(Saved entries)
================================

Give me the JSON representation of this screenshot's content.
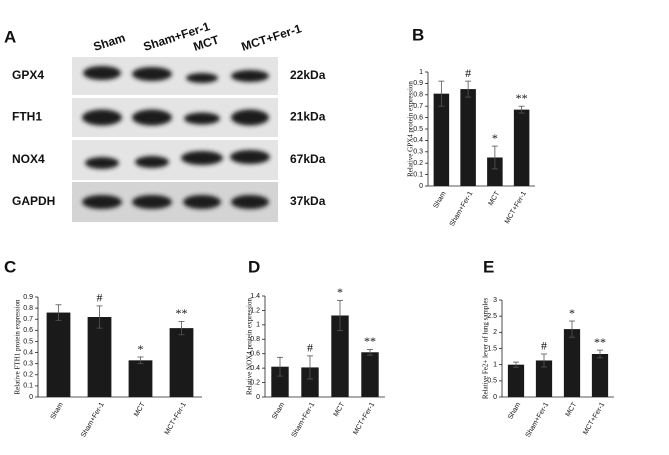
{
  "panels": [
    "A",
    "B",
    "C",
    "D",
    "E"
  ],
  "blot": {
    "lanes": [
      "Sham",
      "Sham+Fer-1",
      "MCT",
      "MCT+Fer-1"
    ],
    "proteins": [
      "GPX4",
      "FTH1",
      "NOX4",
      "GAPDH"
    ],
    "sizes": [
      "22kDa",
      "21kDa",
      "67kDa",
      "37kDa"
    ]
  },
  "chart_data": [
    {
      "type": "bar",
      "ylabel": "Relative GPX4 protein expression",
      "color": "#1a1a1a",
      "categories": [
        "Sham",
        "Sham+Fer-1",
        "MCT",
        "MCT+Fer-1"
      ],
      "values": [
        0.81,
        0.85,
        0.25,
        0.67
      ],
      "errors": [
        0.11,
        0.07,
        0.1,
        0.03
      ],
      "annotations": [
        null,
        "#",
        "*",
        "**"
      ],
      "ylim": [
        0,
        1
      ],
      "yticks": [
        0,
        0.1,
        0.2,
        0.3,
        0.4,
        0.5,
        0.6,
        0.7,
        0.8,
        0.9,
        1
      ]
    },
    {
      "type": "bar",
      "ylabel": "Relative FTH1 protein expression",
      "color": "#1a1a1a",
      "categories": [
        "Sham",
        "Sham+Fer-1",
        "MCT",
        "MCT+Fer-1"
      ],
      "values": [
        0.76,
        0.72,
        0.33,
        0.62
      ],
      "errors": [
        0.07,
        0.1,
        0.03,
        0.06
      ],
      "annotations": [
        null,
        "#",
        "*",
        "**"
      ],
      "ylim": [
        0,
        0.9
      ],
      "yticks": [
        0,
        0.1,
        0.2,
        0.3,
        0.4,
        0.5,
        0.6,
        0.7,
        0.8,
        0.9
      ]
    },
    {
      "type": "bar",
      "ylabel": "Relative NOX4 protein expression",
      "color": "#1a1a1a",
      "categories": [
        "Sham",
        "Sham+Fer-1",
        "MCT",
        "MCT+Fer-1"
      ],
      "values": [
        0.42,
        0.41,
        1.13,
        0.62
      ],
      "errors": [
        0.13,
        0.16,
        0.21,
        0.04
      ],
      "annotations": [
        null,
        "#",
        "*",
        "**"
      ],
      "ylim": [
        0,
        1.4
      ],
      "yticks": [
        0,
        0.2,
        0.4,
        0.6,
        0.8,
        1,
        1.2,
        1.4
      ]
    },
    {
      "type": "bar",
      "ylabel": "Relative Fe2+ lever of lung samples",
      "color": "#1a1a1a",
      "categories": [
        "Sham",
        "Sham+Fer-1",
        "MCT",
        "MCT+Fer-1"
      ],
      "values": [
        1.0,
        1.13,
        2.1,
        1.33
      ],
      "errors": [
        0.08,
        0.2,
        0.25,
        0.12
      ],
      "annotations": [
        null,
        "#",
        "*",
        "**"
      ],
      "ylim": [
        0,
        3
      ],
      "yticks": [
        0,
        0.5,
        1,
        1.5,
        2,
        2.5,
        3
      ]
    }
  ]
}
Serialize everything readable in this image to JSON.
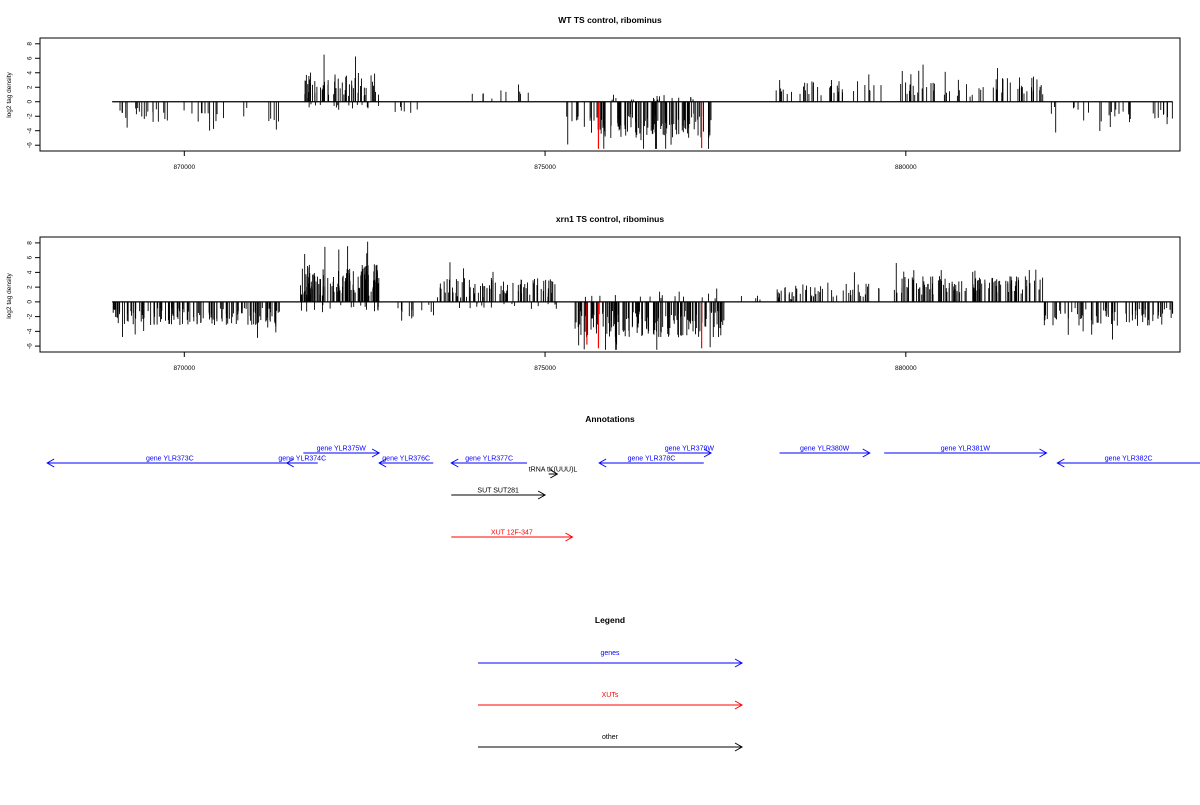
{
  "chart_data": [
    {
      "id": "wt",
      "type": "bar",
      "title": "WT TS control, ribominus",
      "ylabel": "log2 tag density",
      "xlim": [
        868000,
        883800
      ],
      "ylim": [
        -6.8,
        8.8
      ],
      "xticks": [
        870000,
        875000,
        880000
      ],
      "xtick_labels": [
        "870000",
        "875000",
        "880000"
      ],
      "yticks": [
        -6,
        -4,
        -2,
        0,
        2,
        4,
        6,
        8
      ],
      "ytick_labels": [
        "-6",
        "-4",
        "-2",
        "0",
        "2",
        "4",
        "6",
        "8"
      ],
      "baseline": {
        "from": 869000,
        "to": 883700
      },
      "density_segments": [
        {
          "from": 869050,
          "to": 870900,
          "n": 34,
          "sign": -1,
          "mean": 1.8,
          "amp": 1.0
        },
        {
          "from": 871150,
          "to": 871350,
          "n": 5,
          "sign": -1,
          "mean": 2.3,
          "amp": 1.0
        },
        {
          "from": 871650,
          "to": 872700,
          "n": 60,
          "sign": 1,
          "mean": 2.3,
          "amp": 1.8
        },
        {
          "from": 871700,
          "to": 872700,
          "n": 16,
          "sign": -1,
          "mean": 0.6,
          "amp": 0.4
        },
        {
          "from": 872900,
          "to": 873250,
          "n": 6,
          "sign": -1,
          "mean": 1.0,
          "amp": 0.7
        },
        {
          "from": 873800,
          "to": 874900,
          "n": 10,
          "sign": 1,
          "mean": 1.0,
          "amp": 0.6
        },
        {
          "from": 875300,
          "to": 875700,
          "n": 12,
          "sign": -1,
          "mean": 3.0,
          "amp": 1.5
        },
        {
          "from": 875700,
          "to": 877300,
          "n": 110,
          "sign": -1,
          "mean": 3.2,
          "amp": 1.8
        },
        {
          "from": 875800,
          "to": 877200,
          "n": 16,
          "sign": 1,
          "mean": 0.6,
          "amp": 0.4
        },
        {
          "from": 878200,
          "to": 879700,
          "n": 40,
          "sign": 1,
          "mean": 1.9,
          "amp": 1.2
        },
        {
          "from": 879900,
          "to": 881900,
          "n": 60,
          "sign": 1,
          "mean": 2.0,
          "amp": 1.3
        },
        {
          "from": 882000,
          "to": 883700,
          "n": 30,
          "sign": -1,
          "mean": 1.7,
          "amp": 1.0
        }
      ],
      "highlights": [
        {
          "x": 875740,
          "y": -6.5,
          "color": "#ff0000"
        },
        {
          "x": 877170,
          "y": -6.4,
          "color": "#ff0000"
        }
      ],
      "seed": 11
    },
    {
      "id": "xrn1",
      "type": "bar",
      "title": "xrn1 TS control, ribominus",
      "ylabel": "log2 tag density",
      "xlim": [
        868000,
        883800
      ],
      "ylim": [
        -6.8,
        8.8
      ],
      "xticks": [
        870000,
        875000,
        880000
      ],
      "xtick_labels": [
        "870000",
        "875000",
        "880000"
      ],
      "yticks": [
        -6,
        -4,
        -2,
        0,
        2,
        4,
        6,
        8
      ],
      "ytick_labels": [
        "-6",
        "-4",
        "-2",
        "0",
        "2",
        "4",
        "6",
        "8"
      ],
      "baseline": {
        "from": 869000,
        "to": 883700
      },
      "density_segments": [
        {
          "from": 869000,
          "to": 871350,
          "n": 140,
          "sign": -1,
          "mean": 2.0,
          "amp": 1.2
        },
        {
          "from": 871600,
          "to": 872750,
          "n": 120,
          "sign": 1,
          "mean": 3.0,
          "amp": 2.2
        },
        {
          "from": 871600,
          "to": 872750,
          "n": 16,
          "sign": -1,
          "mean": 0.8,
          "amp": 0.6
        },
        {
          "from": 872800,
          "to": 873500,
          "n": 12,
          "sign": -1,
          "mean": 1.3,
          "amp": 1.0
        },
        {
          "from": 873500,
          "to": 875200,
          "n": 90,
          "sign": 1,
          "mean": 2.0,
          "amp": 1.4
        },
        {
          "from": 873700,
          "to": 875200,
          "n": 16,
          "sign": -1,
          "mean": 0.6,
          "amp": 0.4
        },
        {
          "from": 875400,
          "to": 877500,
          "n": 160,
          "sign": -1,
          "mean": 3.0,
          "amp": 1.8
        },
        {
          "from": 875500,
          "to": 877400,
          "n": 16,
          "sign": 1,
          "mean": 0.8,
          "amp": 0.6
        },
        {
          "from": 877700,
          "to": 878500,
          "n": 8,
          "sign": 1,
          "mean": 0.8,
          "amp": 0.5
        },
        {
          "from": 878200,
          "to": 879700,
          "n": 50,
          "sign": 1,
          "mean": 1.5,
          "amp": 1.1
        },
        {
          "from": 879800,
          "to": 881900,
          "n": 120,
          "sign": 1,
          "mean": 2.2,
          "amp": 1.3
        },
        {
          "from": 881900,
          "to": 883700,
          "n": 80,
          "sign": -1,
          "mean": 2.0,
          "amp": 1.3
        }
      ],
      "highlights": [
        {
          "x": 875580,
          "y": -5.8,
          "color": "#ff0000"
        },
        {
          "x": 875740,
          "y": -6.3,
          "color": "#ff0000"
        },
        {
          "x": 877170,
          "y": -6.3,
          "color": "#ff0000"
        }
      ],
      "seed": 29
    }
  ],
  "annotations": {
    "title": "Annotations",
    "features": [
      {
        "label": "gene YLR373C",
        "from": 868100,
        "to": 871500,
        "dir": "left",
        "row": 2,
        "color": "#0000ff"
      },
      {
        "label": "gene YLR374C",
        "from": 871420,
        "to": 871850,
        "dir": "left",
        "row": 2,
        "color": "#0000ff"
      },
      {
        "label": "gene YLR375W",
        "from": 871650,
        "to": 872700,
        "dir": "right",
        "row": 1,
        "color": "#0000ff"
      },
      {
        "label": "gene YLR376C",
        "from": 872700,
        "to": 873450,
        "dir": "left",
        "row": 2,
        "color": "#0000ff"
      },
      {
        "label": "gene YLR377C",
        "from": 873700,
        "to": 874750,
        "dir": "left",
        "row": 2,
        "color": "#0000ff"
      },
      {
        "label": "tRNA tK(UUU)L",
        "from": 875050,
        "to": 875170,
        "dir": "right",
        "row": 3,
        "color": "#000000"
      },
      {
        "label": "gene YLR378C",
        "from": 875750,
        "to": 877200,
        "dir": "left",
        "row": 2,
        "color": "#0000ff"
      },
      {
        "label": "gene YLR379W",
        "from": 876700,
        "to": 877300,
        "dir": "right",
        "row": 1,
        "color": "#0000ff"
      },
      {
        "label": "gene YLR380W",
        "from": 878250,
        "to": 879500,
        "dir": "right",
        "row": 1,
        "color": "#0000ff"
      },
      {
        "label": "gene YLR381W",
        "from": 879700,
        "to": 881950,
        "dir": "right",
        "row": 1,
        "color": "#0000ff"
      },
      {
        "label": "gene YLR382C",
        "from": 882100,
        "to": 884300,
        "dir": "left",
        "row": 2,
        "color": "#0000ff"
      },
      {
        "label": "SUT SUT281",
        "from": 873700,
        "to": 875000,
        "dir": "right",
        "row": 4,
        "color": "#000000"
      },
      {
        "label": "XUT 12F-347",
        "from": 873700,
        "to": 875380,
        "dir": "right",
        "row": 5,
        "color": "#ff0000"
      }
    ]
  },
  "legend": {
    "title": "Legend",
    "items": [
      {
        "label": "genes",
        "color": "#0000ff"
      },
      {
        "label": "XUTs",
        "color": "#ff0000"
      },
      {
        "label": "other",
        "color": "#000000"
      }
    ]
  }
}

================================

▸ **Prompt**
In the entries above, locate every line with the word "control" and copy it.

▸ **Response for this exercise**
      "title": "WT TS control, ribominus",
      "title": "xrn1 TS control, ribominus",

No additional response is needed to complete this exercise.